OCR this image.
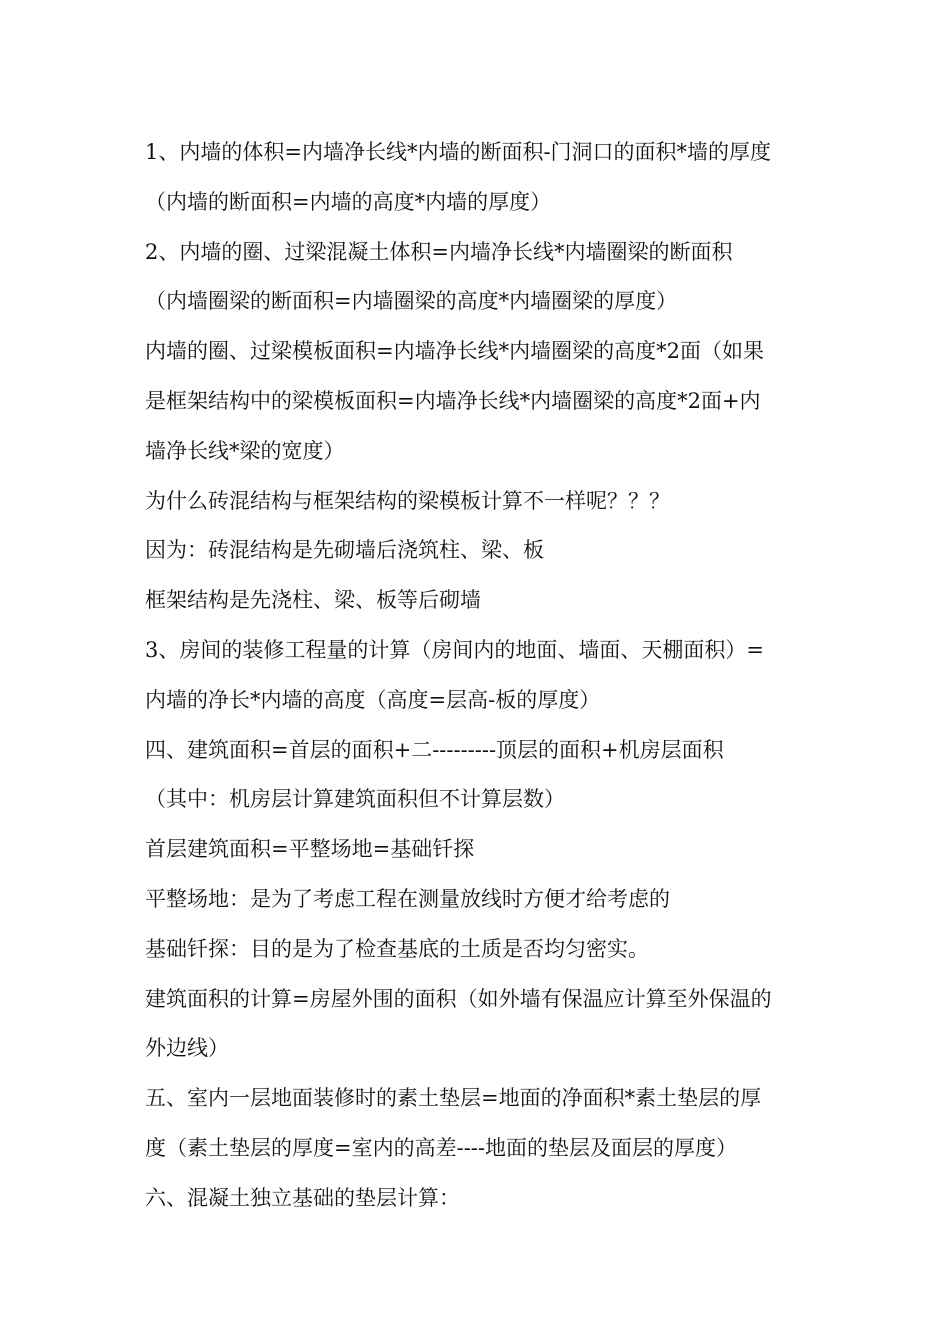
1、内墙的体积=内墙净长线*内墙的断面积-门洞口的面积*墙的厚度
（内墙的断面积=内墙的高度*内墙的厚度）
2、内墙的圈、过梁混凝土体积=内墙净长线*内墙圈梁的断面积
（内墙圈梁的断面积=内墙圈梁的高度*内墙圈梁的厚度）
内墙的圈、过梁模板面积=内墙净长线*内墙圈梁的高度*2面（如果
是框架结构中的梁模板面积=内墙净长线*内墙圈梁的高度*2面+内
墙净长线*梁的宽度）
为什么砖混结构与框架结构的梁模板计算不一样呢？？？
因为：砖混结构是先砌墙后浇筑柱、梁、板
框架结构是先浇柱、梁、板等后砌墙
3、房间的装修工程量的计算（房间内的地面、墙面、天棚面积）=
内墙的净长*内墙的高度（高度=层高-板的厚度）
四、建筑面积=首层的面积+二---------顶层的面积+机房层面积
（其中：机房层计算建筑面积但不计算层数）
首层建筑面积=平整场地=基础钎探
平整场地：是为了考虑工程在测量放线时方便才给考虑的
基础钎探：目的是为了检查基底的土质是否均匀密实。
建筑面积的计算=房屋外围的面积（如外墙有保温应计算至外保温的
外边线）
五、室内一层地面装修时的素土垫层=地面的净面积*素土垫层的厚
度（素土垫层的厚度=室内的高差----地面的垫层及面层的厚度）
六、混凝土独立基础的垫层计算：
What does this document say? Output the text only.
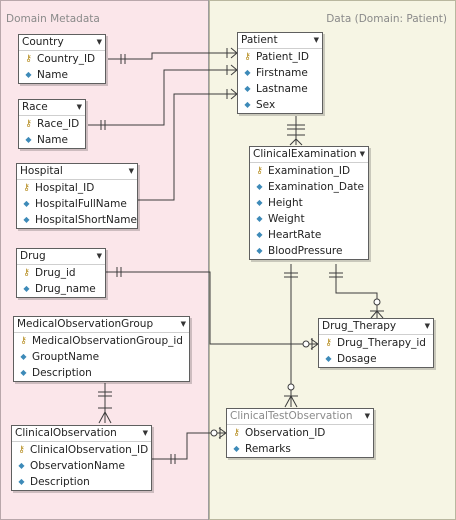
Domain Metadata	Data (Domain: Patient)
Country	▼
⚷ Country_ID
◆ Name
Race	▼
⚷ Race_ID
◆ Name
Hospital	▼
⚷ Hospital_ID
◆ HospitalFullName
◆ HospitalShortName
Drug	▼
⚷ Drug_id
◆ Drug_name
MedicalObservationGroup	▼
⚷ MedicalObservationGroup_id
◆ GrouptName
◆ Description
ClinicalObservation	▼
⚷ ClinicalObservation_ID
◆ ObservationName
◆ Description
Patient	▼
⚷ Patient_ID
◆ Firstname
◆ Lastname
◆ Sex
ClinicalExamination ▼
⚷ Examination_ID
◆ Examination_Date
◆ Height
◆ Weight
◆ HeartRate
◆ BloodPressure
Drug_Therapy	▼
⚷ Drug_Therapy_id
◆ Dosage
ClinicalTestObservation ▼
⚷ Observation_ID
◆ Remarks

Direction: Write out, exactly, each line from the one containing "What does this" down to the final line of the data above. Both of those lines count, and the pictures are left out.

The output:
What does this document say? Output the text only.
Domain Metadata	Data (Domain: Patient)
Country	▼
⚷ Country_ID
◆ Name
Race	▼
⚷ Race_ID
◆ Name
Hospital	▼
⚷ Hospital_ID
◆ HospitalFullName
◆ HospitalShortName
Drug	▼
⚷ Drug_id
◆ Drug_name
MedicalObservationGroup	▼
⚷ MedicalObservationGroup_id
◆ GrouptName
◆ Description
ClinicalObservation	▼
⚷ ClinicalObservation_ID
◆ ObservationName
◆ Description
Patient	▼
⚷ Patient_ID
◆ Firstname
◆ Lastname
◆ Sex
ClinicalExamination ▼
⚷ Examination_ID
◆ Examination_Date
◆ Height
◆ Weight
◆ HeartRate
◆ BloodPressure
Drug_Therapy	▼
⚷ Drug_Therapy_id
◆ Dosage
ClinicalTestObservation ▼
⚷ Observation_ID
◆ Remarks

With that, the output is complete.